- The exercise
In the entries, find all lines that hold the word "Prometteur" and copy them.
-- begin Excerpted data --
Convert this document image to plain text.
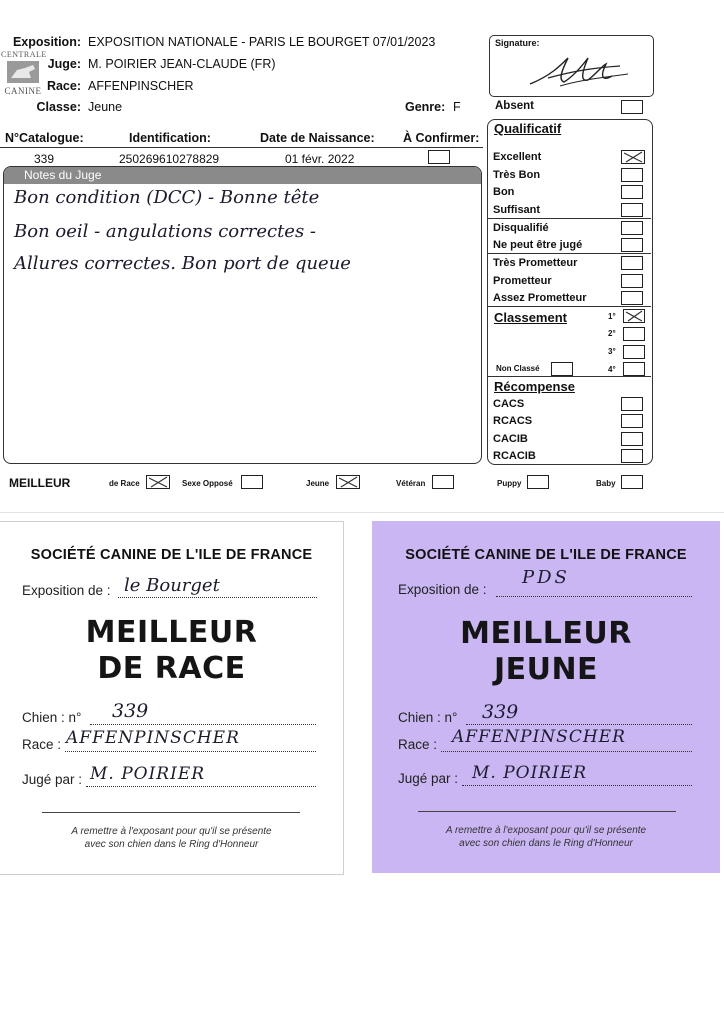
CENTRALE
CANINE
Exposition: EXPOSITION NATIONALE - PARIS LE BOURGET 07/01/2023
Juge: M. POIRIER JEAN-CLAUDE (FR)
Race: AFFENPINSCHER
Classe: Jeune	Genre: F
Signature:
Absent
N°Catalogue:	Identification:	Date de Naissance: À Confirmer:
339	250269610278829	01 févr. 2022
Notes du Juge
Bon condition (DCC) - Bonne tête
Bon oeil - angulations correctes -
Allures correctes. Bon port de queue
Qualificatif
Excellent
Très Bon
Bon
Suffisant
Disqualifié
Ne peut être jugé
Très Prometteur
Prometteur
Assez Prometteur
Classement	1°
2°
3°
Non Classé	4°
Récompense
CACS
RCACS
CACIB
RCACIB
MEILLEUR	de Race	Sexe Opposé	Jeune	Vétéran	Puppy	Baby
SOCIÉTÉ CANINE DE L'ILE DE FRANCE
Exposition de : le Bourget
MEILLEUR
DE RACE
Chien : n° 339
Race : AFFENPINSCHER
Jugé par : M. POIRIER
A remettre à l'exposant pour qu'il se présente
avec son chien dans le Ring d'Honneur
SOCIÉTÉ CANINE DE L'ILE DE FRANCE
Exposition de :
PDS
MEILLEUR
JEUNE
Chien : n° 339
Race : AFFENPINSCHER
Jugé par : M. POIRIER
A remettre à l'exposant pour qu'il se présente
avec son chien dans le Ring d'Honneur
-- end Excerpted data --
- Exercise solution
Très Prometteur
Prometteur
Assez Prometteur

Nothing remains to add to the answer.